--- REQUEST ---
Set out everything in the listing from the line containing "heatmap-cell [406, 340, 410, 344]" down to the line containing "heatmap-cell [99, 362, 104, 365]", both included, as a numbered list with blank lines omitted.

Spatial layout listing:
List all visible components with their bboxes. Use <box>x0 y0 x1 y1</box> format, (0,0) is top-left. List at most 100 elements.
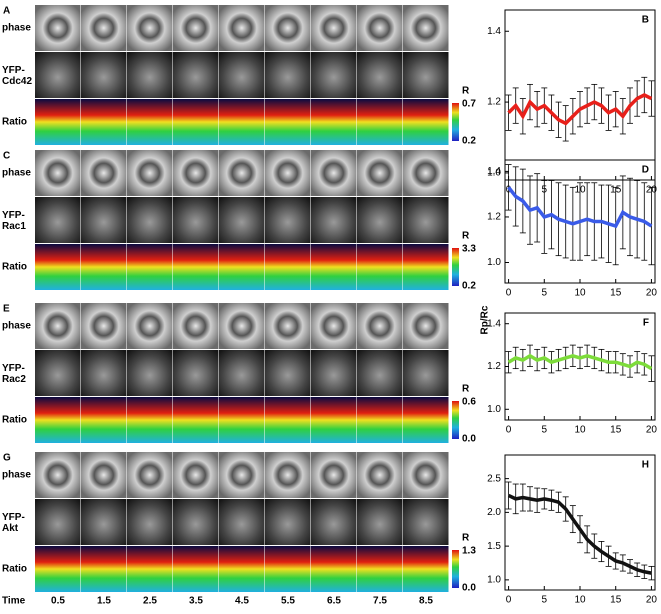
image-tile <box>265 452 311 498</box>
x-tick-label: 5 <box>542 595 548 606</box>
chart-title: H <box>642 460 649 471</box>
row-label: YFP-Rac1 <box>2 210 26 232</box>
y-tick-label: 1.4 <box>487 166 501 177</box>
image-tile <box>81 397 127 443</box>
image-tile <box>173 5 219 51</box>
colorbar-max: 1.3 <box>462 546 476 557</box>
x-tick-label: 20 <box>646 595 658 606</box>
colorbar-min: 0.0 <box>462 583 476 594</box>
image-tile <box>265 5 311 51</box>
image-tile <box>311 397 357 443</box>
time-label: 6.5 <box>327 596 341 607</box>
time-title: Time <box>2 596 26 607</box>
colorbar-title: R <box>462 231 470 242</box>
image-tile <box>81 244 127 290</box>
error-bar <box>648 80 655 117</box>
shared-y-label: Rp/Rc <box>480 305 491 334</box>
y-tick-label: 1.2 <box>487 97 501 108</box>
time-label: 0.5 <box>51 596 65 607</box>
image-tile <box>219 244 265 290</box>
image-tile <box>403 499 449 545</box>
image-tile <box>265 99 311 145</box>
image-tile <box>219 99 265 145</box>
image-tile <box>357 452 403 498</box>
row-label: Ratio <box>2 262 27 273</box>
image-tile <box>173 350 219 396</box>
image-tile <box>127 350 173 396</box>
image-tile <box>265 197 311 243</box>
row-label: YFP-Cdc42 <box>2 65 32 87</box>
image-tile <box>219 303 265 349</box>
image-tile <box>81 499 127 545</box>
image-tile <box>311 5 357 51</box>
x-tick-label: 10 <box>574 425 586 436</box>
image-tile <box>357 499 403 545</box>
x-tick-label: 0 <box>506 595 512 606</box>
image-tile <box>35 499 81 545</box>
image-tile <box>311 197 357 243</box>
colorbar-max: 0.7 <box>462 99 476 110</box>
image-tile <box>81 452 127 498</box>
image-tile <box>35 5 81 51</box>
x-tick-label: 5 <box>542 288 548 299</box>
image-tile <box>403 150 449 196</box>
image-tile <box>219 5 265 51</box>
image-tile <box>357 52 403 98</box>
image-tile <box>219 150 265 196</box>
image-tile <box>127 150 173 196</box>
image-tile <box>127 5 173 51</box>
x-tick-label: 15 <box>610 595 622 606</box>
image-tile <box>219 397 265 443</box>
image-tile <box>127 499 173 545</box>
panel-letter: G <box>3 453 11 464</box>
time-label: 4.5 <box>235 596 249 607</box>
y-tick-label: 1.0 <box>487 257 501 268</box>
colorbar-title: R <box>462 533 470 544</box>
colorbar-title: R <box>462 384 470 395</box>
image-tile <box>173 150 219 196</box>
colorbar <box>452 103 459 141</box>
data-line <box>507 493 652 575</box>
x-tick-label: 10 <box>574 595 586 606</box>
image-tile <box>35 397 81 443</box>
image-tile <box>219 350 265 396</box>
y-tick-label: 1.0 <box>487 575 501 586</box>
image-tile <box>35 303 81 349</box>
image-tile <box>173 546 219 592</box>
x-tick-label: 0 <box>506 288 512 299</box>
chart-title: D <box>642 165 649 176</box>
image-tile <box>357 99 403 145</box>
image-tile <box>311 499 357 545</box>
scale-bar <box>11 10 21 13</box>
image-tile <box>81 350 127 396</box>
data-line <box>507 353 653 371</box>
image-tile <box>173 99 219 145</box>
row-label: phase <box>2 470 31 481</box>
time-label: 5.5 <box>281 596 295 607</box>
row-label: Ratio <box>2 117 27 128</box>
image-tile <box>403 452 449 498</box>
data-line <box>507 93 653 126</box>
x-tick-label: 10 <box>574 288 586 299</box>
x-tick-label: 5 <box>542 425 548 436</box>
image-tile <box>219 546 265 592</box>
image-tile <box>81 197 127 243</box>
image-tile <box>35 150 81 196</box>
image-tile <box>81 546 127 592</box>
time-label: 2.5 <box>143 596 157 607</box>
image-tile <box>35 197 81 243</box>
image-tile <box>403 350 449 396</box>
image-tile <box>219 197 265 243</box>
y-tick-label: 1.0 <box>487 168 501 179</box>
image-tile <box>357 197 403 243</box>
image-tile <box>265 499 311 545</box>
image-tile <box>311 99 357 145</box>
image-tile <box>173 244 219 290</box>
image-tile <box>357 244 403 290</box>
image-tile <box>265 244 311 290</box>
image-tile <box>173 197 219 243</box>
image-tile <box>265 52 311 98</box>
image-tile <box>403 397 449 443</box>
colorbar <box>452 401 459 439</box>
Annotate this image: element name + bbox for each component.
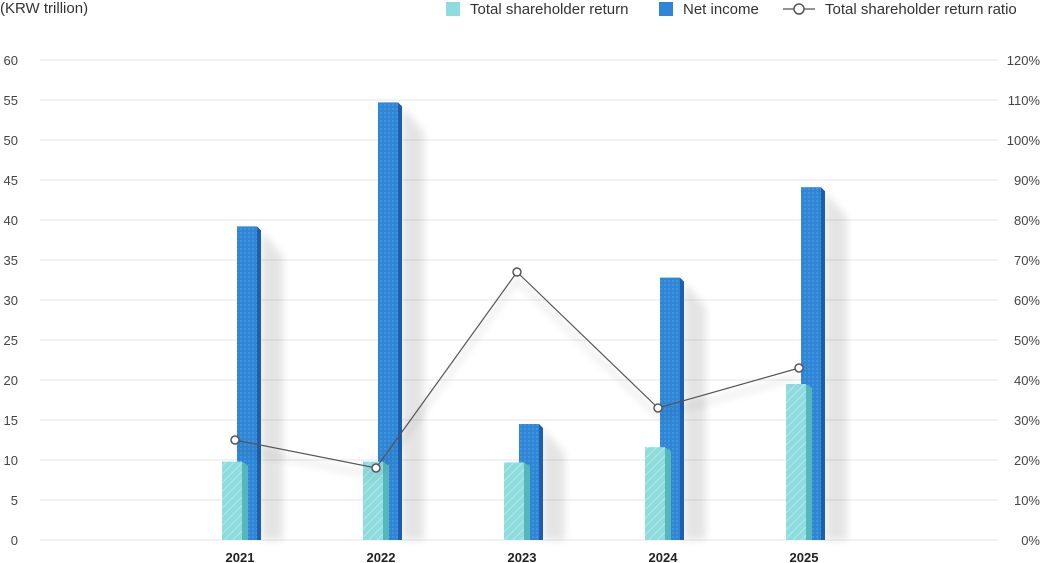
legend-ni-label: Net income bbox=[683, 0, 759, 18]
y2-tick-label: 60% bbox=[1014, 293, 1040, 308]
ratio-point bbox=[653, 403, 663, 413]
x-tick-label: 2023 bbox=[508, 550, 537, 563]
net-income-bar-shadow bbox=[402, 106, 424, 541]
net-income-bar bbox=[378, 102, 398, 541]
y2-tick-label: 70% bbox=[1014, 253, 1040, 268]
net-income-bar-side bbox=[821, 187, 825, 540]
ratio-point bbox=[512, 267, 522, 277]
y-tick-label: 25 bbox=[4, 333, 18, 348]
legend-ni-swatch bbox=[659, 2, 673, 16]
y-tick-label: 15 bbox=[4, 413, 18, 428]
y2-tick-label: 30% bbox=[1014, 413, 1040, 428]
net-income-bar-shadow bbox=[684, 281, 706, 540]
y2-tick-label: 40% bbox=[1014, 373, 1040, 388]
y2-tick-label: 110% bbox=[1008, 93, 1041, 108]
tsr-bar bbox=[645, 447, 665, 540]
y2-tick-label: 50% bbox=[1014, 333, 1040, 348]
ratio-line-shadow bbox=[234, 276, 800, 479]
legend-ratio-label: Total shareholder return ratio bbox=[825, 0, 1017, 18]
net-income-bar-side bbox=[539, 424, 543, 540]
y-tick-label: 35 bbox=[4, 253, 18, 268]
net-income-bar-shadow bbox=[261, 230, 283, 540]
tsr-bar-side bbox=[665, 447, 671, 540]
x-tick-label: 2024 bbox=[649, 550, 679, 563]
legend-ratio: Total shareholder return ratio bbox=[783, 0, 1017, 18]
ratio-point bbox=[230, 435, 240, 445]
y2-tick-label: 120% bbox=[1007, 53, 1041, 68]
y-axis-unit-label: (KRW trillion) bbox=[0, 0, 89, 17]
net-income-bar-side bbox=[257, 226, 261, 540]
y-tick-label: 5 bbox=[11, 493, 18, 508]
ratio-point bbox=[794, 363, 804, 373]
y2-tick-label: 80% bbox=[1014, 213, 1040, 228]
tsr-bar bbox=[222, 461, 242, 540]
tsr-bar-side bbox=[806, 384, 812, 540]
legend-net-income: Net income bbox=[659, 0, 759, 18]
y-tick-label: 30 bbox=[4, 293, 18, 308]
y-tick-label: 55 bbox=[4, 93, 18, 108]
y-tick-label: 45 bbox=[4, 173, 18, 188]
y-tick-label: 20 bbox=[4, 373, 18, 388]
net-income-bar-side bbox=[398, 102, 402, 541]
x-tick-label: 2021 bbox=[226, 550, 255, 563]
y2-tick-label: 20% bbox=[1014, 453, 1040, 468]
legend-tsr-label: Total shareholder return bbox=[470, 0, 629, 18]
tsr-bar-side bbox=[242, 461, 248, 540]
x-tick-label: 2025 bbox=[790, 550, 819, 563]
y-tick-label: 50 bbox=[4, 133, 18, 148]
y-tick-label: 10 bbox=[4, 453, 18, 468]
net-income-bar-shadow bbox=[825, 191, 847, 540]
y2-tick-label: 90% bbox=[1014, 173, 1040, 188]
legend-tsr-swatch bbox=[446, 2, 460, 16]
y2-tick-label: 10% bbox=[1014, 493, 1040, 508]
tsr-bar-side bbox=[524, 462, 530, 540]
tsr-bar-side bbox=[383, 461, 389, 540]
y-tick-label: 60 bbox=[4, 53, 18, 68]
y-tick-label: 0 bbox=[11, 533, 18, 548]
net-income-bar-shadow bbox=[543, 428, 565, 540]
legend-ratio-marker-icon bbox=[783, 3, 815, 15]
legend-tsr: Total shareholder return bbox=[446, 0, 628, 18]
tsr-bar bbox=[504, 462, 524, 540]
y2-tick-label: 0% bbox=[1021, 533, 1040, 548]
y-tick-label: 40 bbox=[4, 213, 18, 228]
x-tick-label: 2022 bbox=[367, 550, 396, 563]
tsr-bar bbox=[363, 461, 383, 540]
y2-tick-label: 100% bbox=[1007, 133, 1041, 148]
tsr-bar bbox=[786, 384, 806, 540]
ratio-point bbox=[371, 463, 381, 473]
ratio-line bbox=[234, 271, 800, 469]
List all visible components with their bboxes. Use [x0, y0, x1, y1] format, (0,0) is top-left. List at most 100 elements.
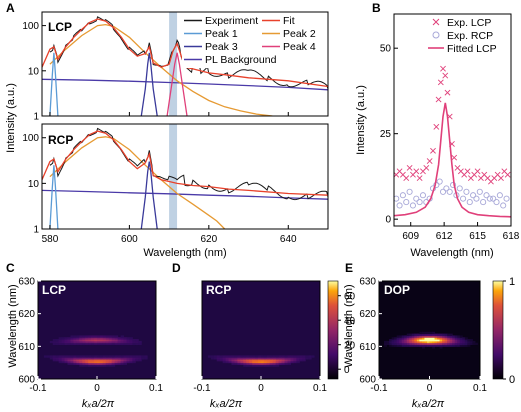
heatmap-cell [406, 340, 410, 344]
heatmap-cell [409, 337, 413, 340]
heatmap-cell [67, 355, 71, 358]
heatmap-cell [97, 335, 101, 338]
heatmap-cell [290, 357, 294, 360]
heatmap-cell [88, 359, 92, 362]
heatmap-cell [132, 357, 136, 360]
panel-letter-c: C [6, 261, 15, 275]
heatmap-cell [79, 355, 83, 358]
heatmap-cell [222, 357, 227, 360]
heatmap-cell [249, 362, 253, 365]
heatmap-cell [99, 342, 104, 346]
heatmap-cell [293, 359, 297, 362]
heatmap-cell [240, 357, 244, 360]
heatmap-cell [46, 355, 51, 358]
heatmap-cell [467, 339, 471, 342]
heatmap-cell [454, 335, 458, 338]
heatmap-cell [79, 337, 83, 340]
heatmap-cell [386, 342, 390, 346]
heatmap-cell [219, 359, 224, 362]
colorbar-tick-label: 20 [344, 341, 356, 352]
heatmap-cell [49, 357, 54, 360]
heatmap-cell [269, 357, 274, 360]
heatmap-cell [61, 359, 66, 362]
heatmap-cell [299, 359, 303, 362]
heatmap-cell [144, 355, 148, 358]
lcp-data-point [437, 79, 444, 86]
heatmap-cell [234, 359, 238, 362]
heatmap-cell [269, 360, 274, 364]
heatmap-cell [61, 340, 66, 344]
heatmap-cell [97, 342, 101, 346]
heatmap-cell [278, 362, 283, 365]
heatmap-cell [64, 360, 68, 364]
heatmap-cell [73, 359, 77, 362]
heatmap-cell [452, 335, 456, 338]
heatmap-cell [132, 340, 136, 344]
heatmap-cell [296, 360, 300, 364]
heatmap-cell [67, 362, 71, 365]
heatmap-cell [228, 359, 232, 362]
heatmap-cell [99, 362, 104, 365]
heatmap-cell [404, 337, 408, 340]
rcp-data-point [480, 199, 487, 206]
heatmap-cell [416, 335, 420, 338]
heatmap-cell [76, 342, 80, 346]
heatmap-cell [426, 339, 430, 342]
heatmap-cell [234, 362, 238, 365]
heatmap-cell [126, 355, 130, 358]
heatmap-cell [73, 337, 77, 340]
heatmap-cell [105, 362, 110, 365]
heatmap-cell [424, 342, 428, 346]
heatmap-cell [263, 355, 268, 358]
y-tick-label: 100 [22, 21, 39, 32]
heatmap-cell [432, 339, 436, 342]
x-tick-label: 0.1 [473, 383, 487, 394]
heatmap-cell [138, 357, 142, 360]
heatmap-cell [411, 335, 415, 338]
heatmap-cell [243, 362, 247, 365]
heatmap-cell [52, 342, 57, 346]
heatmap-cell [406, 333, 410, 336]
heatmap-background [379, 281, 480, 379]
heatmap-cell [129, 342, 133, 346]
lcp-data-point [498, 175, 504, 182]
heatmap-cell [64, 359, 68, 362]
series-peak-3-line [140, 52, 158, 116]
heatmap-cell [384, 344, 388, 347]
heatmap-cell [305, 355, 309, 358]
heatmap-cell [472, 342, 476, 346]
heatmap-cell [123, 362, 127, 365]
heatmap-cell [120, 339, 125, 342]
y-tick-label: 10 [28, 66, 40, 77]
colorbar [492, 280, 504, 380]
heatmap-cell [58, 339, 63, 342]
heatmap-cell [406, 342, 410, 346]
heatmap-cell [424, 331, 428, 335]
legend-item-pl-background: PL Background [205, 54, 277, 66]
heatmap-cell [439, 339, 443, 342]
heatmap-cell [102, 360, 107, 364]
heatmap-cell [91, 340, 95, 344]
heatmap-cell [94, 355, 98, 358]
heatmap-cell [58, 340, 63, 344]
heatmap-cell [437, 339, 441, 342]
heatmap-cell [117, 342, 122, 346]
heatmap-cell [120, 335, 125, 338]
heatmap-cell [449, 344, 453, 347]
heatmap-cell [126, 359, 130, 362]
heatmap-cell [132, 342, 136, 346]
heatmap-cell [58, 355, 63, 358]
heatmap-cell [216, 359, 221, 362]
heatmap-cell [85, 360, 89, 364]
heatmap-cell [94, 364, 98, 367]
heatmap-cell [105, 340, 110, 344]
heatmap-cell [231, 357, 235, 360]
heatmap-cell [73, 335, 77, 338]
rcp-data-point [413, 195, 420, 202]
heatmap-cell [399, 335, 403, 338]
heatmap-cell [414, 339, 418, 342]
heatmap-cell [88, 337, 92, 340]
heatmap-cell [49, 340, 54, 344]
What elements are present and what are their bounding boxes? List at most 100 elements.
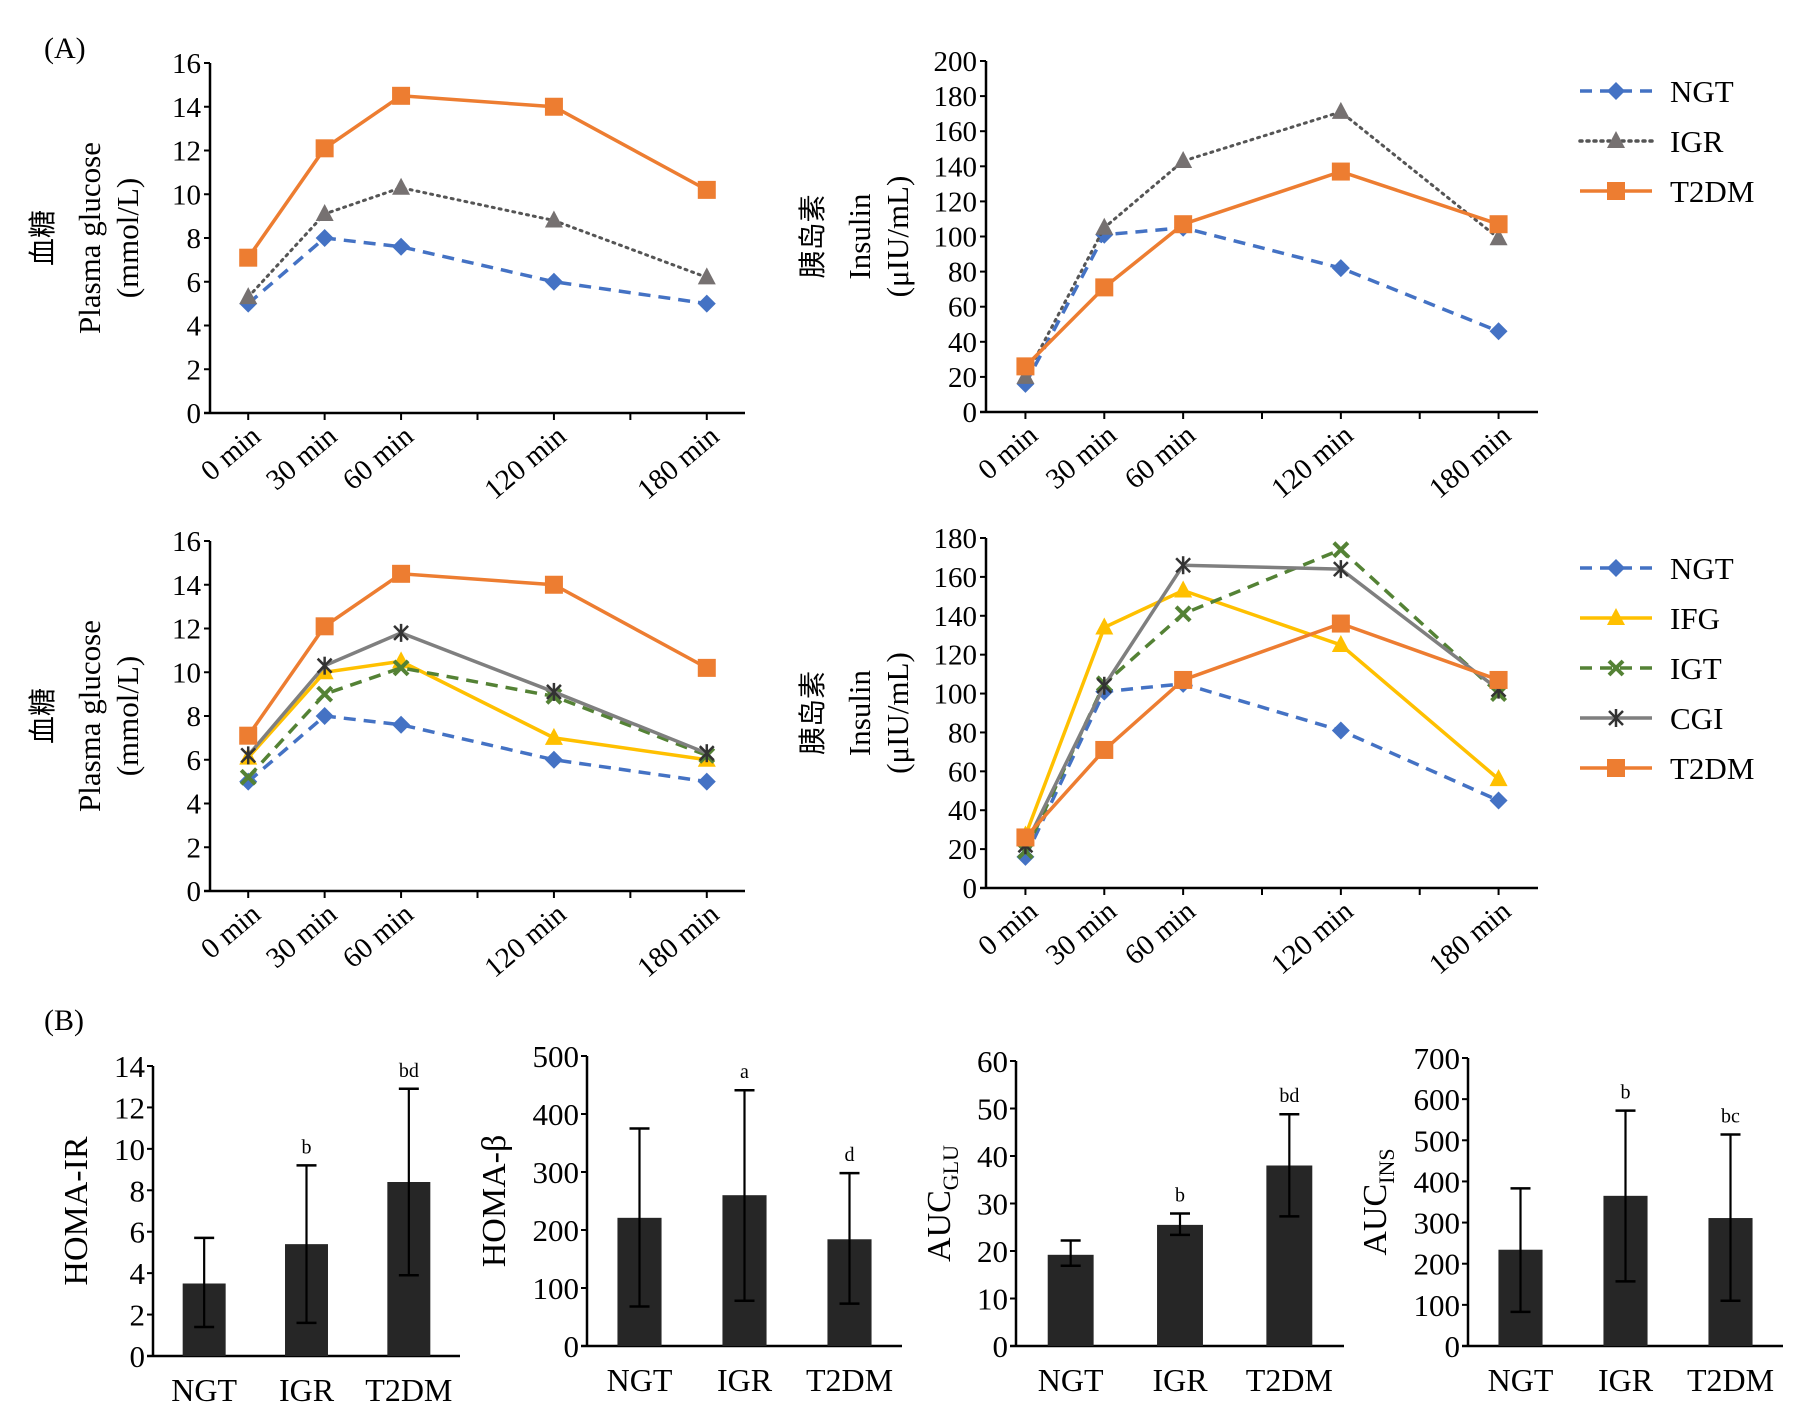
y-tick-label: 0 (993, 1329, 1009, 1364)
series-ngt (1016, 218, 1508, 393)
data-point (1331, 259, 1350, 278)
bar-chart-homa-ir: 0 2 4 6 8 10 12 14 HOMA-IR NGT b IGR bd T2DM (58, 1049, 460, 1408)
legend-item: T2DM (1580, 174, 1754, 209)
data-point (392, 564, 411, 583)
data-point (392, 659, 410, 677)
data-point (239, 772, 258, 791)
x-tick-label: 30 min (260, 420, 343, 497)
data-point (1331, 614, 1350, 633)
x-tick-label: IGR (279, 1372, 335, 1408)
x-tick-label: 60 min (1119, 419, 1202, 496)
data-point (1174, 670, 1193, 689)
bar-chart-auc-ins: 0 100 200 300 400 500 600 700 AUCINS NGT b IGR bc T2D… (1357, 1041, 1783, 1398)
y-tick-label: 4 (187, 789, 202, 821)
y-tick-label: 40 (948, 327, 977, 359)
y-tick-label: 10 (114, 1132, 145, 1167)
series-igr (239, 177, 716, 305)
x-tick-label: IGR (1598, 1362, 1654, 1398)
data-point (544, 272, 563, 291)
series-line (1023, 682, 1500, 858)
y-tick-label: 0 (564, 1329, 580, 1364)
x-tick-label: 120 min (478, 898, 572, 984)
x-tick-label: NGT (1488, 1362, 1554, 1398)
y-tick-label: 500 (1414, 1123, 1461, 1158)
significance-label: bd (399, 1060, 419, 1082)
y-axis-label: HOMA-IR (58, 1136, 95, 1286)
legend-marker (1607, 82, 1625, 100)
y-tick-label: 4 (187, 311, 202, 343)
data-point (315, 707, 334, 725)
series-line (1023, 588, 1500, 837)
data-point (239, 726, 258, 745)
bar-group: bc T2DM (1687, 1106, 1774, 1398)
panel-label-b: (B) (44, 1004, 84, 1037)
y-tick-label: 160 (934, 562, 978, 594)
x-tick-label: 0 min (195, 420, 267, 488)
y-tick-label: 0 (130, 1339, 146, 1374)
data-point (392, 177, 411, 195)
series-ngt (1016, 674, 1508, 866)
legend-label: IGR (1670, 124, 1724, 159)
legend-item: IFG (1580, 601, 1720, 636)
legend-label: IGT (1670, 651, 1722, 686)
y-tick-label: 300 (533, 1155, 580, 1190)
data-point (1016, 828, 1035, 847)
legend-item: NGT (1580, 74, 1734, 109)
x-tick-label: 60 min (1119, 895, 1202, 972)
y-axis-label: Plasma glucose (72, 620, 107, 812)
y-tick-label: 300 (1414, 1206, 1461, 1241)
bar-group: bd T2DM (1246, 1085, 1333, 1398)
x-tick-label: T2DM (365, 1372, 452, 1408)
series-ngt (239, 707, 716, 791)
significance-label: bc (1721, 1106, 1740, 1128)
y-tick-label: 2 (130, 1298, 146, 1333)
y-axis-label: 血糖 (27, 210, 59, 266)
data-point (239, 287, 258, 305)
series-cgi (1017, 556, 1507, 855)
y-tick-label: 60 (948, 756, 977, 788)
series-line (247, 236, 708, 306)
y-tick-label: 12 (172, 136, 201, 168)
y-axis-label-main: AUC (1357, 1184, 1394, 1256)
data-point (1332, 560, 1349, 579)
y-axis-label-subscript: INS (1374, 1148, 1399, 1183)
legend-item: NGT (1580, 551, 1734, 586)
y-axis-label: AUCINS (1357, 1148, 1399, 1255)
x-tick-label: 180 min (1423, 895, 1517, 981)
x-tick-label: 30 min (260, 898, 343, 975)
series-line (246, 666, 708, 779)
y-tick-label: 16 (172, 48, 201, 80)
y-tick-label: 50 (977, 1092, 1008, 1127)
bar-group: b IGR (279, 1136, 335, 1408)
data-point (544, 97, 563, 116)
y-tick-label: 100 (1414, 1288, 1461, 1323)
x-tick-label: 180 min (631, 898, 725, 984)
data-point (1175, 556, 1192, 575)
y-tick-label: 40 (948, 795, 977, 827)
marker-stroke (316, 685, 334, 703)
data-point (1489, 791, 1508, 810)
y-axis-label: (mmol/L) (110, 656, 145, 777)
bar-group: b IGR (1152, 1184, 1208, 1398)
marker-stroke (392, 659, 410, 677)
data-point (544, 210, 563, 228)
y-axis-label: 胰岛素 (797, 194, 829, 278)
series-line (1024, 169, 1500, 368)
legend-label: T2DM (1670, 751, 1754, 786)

--- OUTPUT OF THE EXERCISE ---
1. heatmap-cell [406, 340, 410, 344]
2. heatmap-cell [409, 337, 413, 340]
3. heatmap-cell [67, 355, 71, 358]
4. heatmap-cell [97, 335, 101, 338]
5. heatmap-cell [290, 357, 294, 360]
6. heatmap-cell [88, 359, 92, 362]
7. heatmap-cell [132, 357, 136, 360]
8. panel-letter-c: C [6, 261, 15, 275]
9. heatmap-cell [79, 355, 83, 358]
10. heatmap-cell [222, 357, 227, 360]
11. heatmap-cell [249, 362, 253, 365]
12. heatmap-cell [99, 342, 104, 346]
13. heatmap-cell [293, 359, 297, 362]
14. heatmap-cell [240, 357, 244, 360]
15. heatmap-cell [46, 355, 51, 358]
16. heatmap-cell [467, 339, 471, 342]
17. heatmap-cell [454, 335, 458, 338]
18. heatmap-cell [79, 337, 83, 340]
19. heatmap-cell [386, 342, 390, 346]
20. heatmap-cell [219, 359, 224, 362]
21. colorbar-tick-label: 20 [344, 341, 356, 352]
22. heatmap-cell [49, 357, 54, 360]
23. heatmap-cell [269, 357, 274, 360]
24. heatmap-cell [61, 359, 66, 362]
25. heatmap-cell [299, 359, 303, 362]
26. heatmap-cell [144, 355, 148, 358]
27. lcp-data-point [437, 79, 444, 86]
28. heatmap-cell [234, 359, 238, 362]
29. heatmap-cell [269, 360, 274, 364]
30. heatmap-cell [61, 340, 66, 344]
31. heatmap-cell [97, 342, 101, 346]
32. heatmap-cell [278, 362, 283, 365]
33. heatmap-cell [64, 360, 68, 364]
34. heatmap-cell [73, 359, 77, 362]
35. heatmap-cell [452, 335, 456, 338]
36. heatmap-cell [132, 340, 136, 344]
37. heatmap-cell [296, 360, 300, 364]
38. heatmap-cell [67, 362, 71, 365]
39. heatmap-cell [228, 359, 232, 362]
40. heatmap-cell [99, 362, 104, 365]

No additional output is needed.